Отрывок текста ->
►

Путаница спустя пять месяцев после убийства и вскрытия? Ее, наверное, не было бы, если бы Спектер держал в руках такой протокол о вскрытии, который он мог бы с легкой душой обнародовать, не боясь, что он вызовет скептические вопросы. Почему-то ни Спектер, ни другие сотрудники и члены комиссии не познакомились с рентгеновскими и фотографическими снимками, сделанными на вскрытии. Не вняли совету Спектера показать эти документы независимым экспертам. Лишь в 1972 году к ним был допущен первый медик, не состоящий на службе правительства. Отмечалось, что у него был большой опыт исследования пулевых ран, тем не менее американская медицинская общественность была удивлена, что для выполнения такого ответственного поручения, как исследование рентгеновских и фотографических материалов вскрытия, был привлечен заведующий урологическим отделением Колумбийского пресвитерианского госпиталя в Нью-Йорке Джон Лэттимор. Он заявил, что информация и выводы, содержащиеся в официальном протоколе о вскрытии, полностью соответствуют снимкам.
Специальная комиссия по расследованию убийств назначила своих экспертов для изучения рентгеновских и фотографических снимков. Они тоже подтвердили их соответствие официальному протоколу о вскрытии, но высказали целый ряд критических замечаний. Вот, например, что было сказано о фотоснимках:
«1. Они отличаются в целом довольно плохим качеством.

◄

Условия заданий ->
1: Ответьте по отрывку о протоколе вскрытия на каждый вопрос:
(a) В каком году к снимкам вскрытия впервые допустили медика, не состоящего на службе правительства?
(b) Какую должность занимал Джон Лэттимор?
(c) Как эксперты специальной комиссии оценили качество фотоснимков в целом?
2: Определите, согласуется ли каждое утверждение с отрывком о протоколе вскрытия. Ответьте «да» или «нет» и приведите решающие слова отрывка в кавычках.
(a) Члены комиссии ознакомились с рентгеновскими и фотографическими снимками, сделанными на вскрытии.
(b) Лэттимор заявил, что выводы официального протокола о вскрытии соответствуют снимкам.
(c) Эксперты специальной комиссии не высказали никаких критических замечаний.
3: Переведите на английский язык следующее предложение из отрывка о протоколе вскрытия: «Специальная комиссия по расследованию убийств назначила своих экспертов для изучения рентгеновских и фотографических снимков».

Предоставленный материал ->
►

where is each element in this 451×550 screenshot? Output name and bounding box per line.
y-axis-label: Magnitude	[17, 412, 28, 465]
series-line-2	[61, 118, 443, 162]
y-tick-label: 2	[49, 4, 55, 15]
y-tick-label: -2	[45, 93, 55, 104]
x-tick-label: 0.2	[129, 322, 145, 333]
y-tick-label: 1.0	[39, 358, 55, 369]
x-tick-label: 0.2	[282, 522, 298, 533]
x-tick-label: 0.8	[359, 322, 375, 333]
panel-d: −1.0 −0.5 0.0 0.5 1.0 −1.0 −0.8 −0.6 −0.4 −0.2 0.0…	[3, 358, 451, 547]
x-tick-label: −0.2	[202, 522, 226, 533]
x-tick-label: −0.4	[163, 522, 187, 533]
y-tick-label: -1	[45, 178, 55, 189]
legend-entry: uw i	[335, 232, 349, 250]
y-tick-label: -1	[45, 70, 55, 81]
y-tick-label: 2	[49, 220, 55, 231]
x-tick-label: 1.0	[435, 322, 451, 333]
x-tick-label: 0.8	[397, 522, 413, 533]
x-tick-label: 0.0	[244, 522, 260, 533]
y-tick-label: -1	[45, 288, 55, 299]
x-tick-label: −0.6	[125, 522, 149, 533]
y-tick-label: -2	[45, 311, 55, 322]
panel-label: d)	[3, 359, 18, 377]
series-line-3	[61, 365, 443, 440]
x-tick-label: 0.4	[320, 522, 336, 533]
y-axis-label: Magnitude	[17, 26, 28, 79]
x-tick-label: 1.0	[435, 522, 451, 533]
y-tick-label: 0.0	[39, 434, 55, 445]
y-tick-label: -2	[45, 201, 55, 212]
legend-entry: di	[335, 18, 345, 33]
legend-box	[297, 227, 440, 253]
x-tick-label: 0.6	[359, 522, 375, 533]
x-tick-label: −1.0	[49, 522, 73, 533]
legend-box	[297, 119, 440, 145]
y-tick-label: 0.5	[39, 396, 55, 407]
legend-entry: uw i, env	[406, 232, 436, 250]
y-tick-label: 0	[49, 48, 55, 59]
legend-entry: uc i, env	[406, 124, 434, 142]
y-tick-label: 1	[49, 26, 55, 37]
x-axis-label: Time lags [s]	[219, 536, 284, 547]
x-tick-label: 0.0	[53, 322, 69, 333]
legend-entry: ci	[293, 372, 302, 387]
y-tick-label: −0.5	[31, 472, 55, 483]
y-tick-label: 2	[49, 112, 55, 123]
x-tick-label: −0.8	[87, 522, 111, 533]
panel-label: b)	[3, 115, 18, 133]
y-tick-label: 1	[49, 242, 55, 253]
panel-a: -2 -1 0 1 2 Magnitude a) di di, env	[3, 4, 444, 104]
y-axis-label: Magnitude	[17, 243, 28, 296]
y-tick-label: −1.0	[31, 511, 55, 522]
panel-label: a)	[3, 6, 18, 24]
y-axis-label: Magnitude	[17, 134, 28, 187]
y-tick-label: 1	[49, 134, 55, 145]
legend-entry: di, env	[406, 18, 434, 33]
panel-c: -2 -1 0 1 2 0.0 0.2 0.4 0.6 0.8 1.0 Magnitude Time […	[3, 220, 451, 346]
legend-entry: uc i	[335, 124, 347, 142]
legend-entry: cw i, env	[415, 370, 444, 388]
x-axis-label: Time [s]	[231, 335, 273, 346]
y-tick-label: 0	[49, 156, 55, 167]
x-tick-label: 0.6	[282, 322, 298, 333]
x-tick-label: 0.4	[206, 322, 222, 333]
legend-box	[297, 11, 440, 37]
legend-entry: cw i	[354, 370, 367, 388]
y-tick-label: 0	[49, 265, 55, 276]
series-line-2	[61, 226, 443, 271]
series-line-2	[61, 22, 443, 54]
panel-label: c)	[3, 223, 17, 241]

◄

Ответы по номерам ->
1:
(a) В 1972 году.
(b) Он был заведующим урологическим отделением Колумбийского пресвитерианского госпиталя в Нью-Йорке.
(c) По их оценке, фотоснимки в целом отличаются довольно плохим качеством.

2:
(a) Нет: «Почему-то ни Спектер, ни другие сотрудники и члены комиссии не познакомились с рентгеновскими и фотографическими снимками, сделанными на вскрытии».
(b) Да: «Он заявил, что информация и выводы, содержащиеся в официальном протоколе о вскрытии, полностью соответствуют снимкам».
(c) Нет: «но высказали целый ряд критических замечаний».

3: The Special Committee on Assassinations appointed its own experts to study the X-ray and photographic images.